(Dataset entries)
—————

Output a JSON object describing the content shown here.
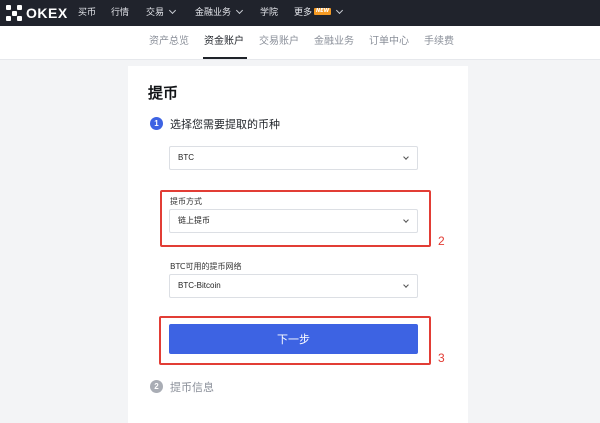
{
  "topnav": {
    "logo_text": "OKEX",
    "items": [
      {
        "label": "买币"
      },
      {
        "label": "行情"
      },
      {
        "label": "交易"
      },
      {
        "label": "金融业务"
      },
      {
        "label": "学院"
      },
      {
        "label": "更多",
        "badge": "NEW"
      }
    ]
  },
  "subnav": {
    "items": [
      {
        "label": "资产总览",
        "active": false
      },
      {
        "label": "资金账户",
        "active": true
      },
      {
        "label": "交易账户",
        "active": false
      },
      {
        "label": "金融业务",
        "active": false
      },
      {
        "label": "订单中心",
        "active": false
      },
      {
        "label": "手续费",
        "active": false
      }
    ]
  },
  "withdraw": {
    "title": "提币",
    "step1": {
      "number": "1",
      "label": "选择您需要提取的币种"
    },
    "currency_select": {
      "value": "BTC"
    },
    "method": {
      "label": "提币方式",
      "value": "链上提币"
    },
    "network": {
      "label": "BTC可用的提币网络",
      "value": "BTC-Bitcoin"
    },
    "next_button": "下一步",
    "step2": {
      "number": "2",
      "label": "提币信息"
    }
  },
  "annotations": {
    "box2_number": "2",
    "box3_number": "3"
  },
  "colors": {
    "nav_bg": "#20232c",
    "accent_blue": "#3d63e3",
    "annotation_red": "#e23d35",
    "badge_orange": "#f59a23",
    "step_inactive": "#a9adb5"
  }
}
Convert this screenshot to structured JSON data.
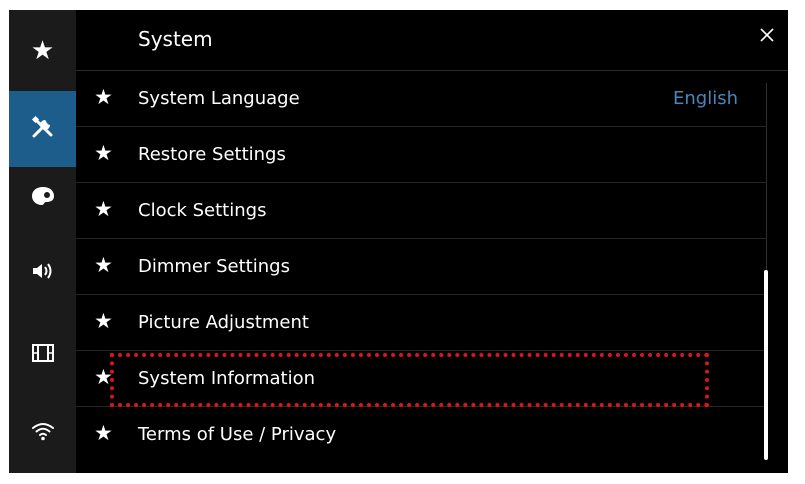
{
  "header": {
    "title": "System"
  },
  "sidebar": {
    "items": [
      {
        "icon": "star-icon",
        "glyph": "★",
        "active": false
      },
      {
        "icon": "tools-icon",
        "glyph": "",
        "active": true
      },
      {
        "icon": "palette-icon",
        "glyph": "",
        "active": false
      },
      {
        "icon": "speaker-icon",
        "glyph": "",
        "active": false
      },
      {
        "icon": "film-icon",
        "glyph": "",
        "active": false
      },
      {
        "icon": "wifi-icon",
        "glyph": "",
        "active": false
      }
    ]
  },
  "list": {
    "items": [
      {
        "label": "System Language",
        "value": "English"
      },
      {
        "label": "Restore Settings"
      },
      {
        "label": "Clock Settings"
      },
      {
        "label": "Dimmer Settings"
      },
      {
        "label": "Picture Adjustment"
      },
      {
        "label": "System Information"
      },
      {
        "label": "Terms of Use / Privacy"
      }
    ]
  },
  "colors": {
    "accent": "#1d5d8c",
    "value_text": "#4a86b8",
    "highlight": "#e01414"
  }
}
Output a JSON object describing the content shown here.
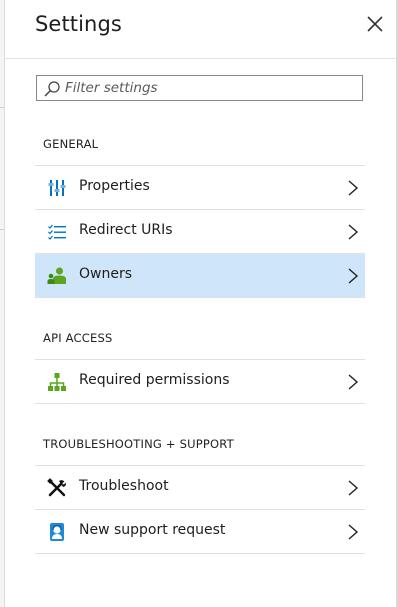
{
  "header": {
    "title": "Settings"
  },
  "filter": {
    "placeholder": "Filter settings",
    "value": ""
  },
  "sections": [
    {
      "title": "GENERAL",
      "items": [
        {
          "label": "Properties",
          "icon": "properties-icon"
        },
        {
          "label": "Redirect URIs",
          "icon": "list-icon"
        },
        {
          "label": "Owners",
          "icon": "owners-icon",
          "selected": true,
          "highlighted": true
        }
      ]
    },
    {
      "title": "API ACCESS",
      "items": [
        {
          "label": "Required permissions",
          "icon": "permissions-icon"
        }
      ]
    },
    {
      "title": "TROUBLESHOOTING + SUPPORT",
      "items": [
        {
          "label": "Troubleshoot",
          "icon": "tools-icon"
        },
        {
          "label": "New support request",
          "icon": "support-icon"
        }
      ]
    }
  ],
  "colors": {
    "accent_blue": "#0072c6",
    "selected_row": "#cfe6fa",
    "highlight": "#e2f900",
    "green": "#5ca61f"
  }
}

—————

Exercise task:
Copy every line above word for word and exclude the pictures.

Solved exercise:
Output a JSON object describing the content shown here.
{
  "topnav": {
    "logo_text": "OKEX",
    "items": [
      {
        "label": "买币"
      },
      {
        "label": "行情"
      },
      {
        "label": "交易"
      },
      {
        "label": "金融业务"
      },
      {
        "label": "学院"
      },
      {
        "label": "更多",
        "badge": "NEW"
      }
    ]
  },
  "subnav": {
    "items": [
      {
        "label": "资产总览",
        "active": false
      },
      {
        "label": "资金账户",
        "active": true
      },
      {
        "label": "交易账户",
        "active": false
      },
      {
        "label": "金融业务",
        "active": false
      },
      {
        "label": "订单中心",
        "active": false
      },
      {
        "label": "手续费",
        "active": false
      }
    ]
  },
  "withdraw": {
    "title": "提币",
    "step1": {
      "number": "1",
      "label": "选择您需要提取的币种"
    },
    "currency_select": {
      "value": "BTC"
    },
    "method": {
      "label": "提币方式",
      "value": "链上提币"
    },
    "network": {
      "label": "BTC可用的提币网络",
      "value": "BTC-Bitcoin"
    },
    "next_button": "下一步",
    "step2": {
      "number": "2",
      "label": "提币信息"
    }
  },
  "annotations": {
    "box2_number": "2",
    "box3_number": "3"
  },
  "colors": {
    "nav_bg": "#20232c",
    "accent_blue": "#3d63e3",
    "annotation_red": "#e23d35",
    "badge_orange": "#f59a23",
    "step_inactive": "#a9adb5"
  }
}
Convert this screenshot to structured JSON data.
{
  "header": {
    "title": "System"
  },
  "sidebar": {
    "items": [
      {
        "icon": "star-icon",
        "glyph": "★",
        "active": false
      },
      {
        "icon": "tools-icon",
        "glyph": "",
        "active": true
      },
      {
        "icon": "palette-icon",
        "glyph": "",
        "active": false
      },
      {
        "icon": "speaker-icon",
        "glyph": "",
        "active": false
      },
      {
        "icon": "film-icon",
        "glyph": "",
        "active": false
      },
      {
        "icon": "wifi-icon",
        "glyph": "",
        "active": false
      }
    ]
  },
  "list": {
    "items": [
      {
        "label": "System Language",
        "value": "English"
      },
      {
        "label": "Restore Settings"
      },
      {
        "label": "Clock Settings"
      },
      {
        "label": "Dimmer Settings"
      },
      {
        "label": "Picture Adjustment"
      },
      {
        "label": "System Information"
      },
      {
        "label": "Terms of Use / Privacy"
      }
    ]
  },
  "colors": {
    "accent": "#1d5d8c",
    "value_text": "#4a86b8",
    "highlight": "#e01414"
  }
}
Output a JSON object describing the content shown here.
{
  "header": {
    "title": "Settings"
  },
  "filter": {
    "placeholder": "Filter settings",
    "value": ""
  },
  "sections": [
    {
      "title": "GENERAL",
      "items": [
        {
          "label": "Properties",
          "icon": "properties-icon"
        },
        {
          "label": "Redirect URIs",
          "icon": "list-icon"
        },
        {
          "label": "Owners",
          "icon": "owners-icon",
          "selected": true,
          "highlighted": true
        }
      ]
    },
    {
      "title": "API ACCESS",
      "items": [
        {
          "label": "Required permissions",
          "icon": "permissions-icon"
        }
      ]
    },
    {
      "title": "TROUBLESHOOTING + SUPPORT",
      "items": [
        {
          "label": "Troubleshoot",
          "icon": "tools-icon"
        },
        {
          "label": "New support request",
          "icon": "support-icon"
        }
      ]
    }
  ],
  "colors": {
    "accent_blue": "#0072c6",
    "selected_row": "#cfe6fa",
    "highlight": "#e2f900",
    "green": "#5ca61f"
  }
}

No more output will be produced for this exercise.